REQUEST: Find the word "orange" in the data. Return every line where it appears.

===== THE DATA =====

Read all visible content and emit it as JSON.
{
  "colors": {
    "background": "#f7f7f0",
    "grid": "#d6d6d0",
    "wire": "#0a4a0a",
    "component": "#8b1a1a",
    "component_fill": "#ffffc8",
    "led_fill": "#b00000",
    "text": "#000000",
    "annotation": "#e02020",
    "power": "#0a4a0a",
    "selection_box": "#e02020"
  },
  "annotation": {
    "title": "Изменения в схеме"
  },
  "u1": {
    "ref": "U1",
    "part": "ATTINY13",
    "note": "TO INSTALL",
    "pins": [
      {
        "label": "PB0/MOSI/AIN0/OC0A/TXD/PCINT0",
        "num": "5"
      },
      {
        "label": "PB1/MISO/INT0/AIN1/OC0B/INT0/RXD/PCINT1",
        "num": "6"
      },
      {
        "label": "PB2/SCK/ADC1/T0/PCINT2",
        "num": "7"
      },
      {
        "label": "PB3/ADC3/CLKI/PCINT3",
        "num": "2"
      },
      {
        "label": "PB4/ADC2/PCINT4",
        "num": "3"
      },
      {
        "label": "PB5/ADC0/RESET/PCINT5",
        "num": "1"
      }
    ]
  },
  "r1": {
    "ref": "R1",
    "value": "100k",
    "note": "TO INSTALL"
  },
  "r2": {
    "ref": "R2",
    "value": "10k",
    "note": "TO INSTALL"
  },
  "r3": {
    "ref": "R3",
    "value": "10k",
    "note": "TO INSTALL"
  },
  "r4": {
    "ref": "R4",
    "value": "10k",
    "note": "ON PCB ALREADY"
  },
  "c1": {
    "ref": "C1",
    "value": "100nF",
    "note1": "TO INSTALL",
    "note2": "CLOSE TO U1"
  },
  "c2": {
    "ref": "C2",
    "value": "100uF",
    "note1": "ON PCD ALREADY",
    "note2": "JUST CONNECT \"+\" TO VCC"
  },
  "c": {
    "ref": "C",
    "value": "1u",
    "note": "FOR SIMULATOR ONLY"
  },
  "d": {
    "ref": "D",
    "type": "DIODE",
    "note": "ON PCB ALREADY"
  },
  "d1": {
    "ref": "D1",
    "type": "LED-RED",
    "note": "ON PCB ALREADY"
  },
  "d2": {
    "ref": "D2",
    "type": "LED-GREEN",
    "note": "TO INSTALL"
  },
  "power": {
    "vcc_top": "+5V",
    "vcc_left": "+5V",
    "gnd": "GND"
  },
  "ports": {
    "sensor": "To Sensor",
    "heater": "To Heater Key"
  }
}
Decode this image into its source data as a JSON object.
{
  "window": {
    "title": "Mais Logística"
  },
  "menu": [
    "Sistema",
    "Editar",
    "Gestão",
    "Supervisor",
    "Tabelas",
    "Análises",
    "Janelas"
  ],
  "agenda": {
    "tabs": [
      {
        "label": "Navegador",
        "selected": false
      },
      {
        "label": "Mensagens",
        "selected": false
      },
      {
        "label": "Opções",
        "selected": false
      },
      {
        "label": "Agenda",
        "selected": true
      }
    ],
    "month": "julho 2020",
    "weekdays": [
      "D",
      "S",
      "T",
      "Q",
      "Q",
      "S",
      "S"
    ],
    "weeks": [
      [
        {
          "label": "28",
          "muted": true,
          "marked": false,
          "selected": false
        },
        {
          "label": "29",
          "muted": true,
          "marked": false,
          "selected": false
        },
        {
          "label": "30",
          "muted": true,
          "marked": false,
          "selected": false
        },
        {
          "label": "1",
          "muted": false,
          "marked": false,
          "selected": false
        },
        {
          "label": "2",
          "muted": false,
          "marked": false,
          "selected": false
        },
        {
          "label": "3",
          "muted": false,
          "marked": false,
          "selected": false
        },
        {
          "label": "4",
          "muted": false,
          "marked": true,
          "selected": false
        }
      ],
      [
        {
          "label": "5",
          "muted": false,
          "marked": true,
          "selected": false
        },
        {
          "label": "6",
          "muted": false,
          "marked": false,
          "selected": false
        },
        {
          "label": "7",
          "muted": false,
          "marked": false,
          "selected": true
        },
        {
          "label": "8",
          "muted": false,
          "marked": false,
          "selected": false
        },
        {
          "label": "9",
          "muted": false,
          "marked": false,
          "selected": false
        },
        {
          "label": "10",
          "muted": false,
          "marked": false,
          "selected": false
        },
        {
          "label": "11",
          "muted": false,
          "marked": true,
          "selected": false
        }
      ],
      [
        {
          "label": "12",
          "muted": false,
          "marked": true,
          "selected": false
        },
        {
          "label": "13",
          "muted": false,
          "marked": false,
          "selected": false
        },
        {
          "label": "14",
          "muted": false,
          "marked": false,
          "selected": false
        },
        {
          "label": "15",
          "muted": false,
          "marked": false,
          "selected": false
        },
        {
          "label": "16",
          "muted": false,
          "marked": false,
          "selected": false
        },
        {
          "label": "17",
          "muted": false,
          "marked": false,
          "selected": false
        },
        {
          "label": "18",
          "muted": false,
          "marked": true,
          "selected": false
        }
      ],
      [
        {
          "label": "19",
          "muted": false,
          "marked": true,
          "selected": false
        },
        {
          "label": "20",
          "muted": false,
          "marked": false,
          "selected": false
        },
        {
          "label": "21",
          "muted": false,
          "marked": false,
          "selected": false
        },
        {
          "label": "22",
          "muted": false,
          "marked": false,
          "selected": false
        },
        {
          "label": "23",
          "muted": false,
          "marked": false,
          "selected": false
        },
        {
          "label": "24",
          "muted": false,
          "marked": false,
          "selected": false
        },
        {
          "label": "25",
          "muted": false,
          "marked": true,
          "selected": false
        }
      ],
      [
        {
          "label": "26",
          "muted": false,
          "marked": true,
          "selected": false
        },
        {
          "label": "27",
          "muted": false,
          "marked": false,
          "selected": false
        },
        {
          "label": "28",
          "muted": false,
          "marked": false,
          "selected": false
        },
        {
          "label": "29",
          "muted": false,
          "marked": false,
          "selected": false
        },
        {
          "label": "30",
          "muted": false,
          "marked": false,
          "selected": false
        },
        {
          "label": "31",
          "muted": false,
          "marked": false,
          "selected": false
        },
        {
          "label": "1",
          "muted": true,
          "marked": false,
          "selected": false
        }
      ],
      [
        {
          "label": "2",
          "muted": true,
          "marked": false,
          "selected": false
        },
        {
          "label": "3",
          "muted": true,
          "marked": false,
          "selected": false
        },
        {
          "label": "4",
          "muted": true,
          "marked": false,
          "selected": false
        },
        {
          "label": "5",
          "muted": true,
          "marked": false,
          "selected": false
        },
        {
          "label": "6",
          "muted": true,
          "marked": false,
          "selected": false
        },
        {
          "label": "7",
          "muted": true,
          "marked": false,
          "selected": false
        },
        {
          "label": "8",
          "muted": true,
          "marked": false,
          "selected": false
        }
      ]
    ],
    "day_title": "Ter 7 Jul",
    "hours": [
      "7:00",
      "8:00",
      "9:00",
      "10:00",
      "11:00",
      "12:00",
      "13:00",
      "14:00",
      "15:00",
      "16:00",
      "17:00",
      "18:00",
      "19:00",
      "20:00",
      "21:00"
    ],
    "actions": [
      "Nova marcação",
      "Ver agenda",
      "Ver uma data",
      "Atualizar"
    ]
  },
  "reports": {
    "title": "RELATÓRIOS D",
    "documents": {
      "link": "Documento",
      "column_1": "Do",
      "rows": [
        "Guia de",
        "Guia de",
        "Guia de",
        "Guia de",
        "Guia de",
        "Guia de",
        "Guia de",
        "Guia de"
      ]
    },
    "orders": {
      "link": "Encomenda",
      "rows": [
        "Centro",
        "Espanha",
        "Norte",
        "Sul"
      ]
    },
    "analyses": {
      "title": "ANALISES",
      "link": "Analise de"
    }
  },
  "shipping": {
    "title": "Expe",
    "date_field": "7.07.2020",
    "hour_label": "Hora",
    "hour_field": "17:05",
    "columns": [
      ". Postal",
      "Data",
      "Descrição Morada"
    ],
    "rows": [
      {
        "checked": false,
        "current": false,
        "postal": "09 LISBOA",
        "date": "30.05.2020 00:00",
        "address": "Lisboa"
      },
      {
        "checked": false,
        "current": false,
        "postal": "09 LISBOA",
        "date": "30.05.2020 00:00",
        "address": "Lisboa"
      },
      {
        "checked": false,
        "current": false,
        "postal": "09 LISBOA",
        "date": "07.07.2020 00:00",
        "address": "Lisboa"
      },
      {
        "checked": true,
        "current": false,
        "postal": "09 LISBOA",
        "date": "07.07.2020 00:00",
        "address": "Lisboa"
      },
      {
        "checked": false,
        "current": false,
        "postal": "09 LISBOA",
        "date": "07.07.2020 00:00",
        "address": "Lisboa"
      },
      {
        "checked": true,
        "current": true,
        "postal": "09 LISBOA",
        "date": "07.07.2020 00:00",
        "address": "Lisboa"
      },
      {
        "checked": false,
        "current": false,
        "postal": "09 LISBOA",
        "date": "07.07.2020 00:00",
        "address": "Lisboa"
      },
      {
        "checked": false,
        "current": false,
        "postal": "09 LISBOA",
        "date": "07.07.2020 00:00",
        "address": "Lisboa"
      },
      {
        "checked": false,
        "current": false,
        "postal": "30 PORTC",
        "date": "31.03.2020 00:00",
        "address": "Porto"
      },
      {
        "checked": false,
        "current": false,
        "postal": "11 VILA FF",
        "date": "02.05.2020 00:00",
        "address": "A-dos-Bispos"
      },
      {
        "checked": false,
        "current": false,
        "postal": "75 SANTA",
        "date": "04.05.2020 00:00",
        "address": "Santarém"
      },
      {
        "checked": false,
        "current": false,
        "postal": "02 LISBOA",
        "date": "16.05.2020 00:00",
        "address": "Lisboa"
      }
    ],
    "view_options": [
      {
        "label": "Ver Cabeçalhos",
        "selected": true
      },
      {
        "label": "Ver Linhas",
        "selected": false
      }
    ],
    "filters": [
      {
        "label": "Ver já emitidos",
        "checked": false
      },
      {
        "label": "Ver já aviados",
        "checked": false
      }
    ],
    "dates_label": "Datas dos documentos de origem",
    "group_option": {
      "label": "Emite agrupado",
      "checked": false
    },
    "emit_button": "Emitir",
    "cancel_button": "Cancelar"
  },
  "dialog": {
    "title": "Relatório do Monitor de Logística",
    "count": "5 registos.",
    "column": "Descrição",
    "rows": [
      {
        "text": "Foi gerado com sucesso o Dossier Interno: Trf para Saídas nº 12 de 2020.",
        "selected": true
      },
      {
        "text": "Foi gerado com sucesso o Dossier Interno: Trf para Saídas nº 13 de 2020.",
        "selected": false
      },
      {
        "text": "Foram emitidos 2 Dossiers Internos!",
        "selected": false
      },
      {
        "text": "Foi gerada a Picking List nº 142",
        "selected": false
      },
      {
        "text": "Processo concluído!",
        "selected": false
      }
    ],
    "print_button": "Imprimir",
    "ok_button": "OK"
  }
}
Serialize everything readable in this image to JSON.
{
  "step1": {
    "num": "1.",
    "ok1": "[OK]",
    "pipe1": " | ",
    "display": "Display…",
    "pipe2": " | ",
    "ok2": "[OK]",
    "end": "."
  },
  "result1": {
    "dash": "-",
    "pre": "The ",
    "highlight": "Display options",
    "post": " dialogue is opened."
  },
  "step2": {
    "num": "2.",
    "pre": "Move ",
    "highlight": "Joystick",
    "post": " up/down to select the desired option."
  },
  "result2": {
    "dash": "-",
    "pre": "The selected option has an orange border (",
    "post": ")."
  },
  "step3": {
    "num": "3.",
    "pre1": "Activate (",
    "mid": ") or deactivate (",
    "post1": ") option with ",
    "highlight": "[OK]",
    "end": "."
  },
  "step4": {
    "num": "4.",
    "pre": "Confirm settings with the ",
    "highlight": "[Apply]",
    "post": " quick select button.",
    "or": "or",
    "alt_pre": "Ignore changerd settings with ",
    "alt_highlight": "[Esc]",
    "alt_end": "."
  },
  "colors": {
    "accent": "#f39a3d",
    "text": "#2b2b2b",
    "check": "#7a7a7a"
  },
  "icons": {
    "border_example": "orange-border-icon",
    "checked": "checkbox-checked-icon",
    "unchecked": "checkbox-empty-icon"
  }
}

=====

RESPONSE BELOW:
    "pre": "The selected option has an orange border (",
    "border_example": "orange-border-icon",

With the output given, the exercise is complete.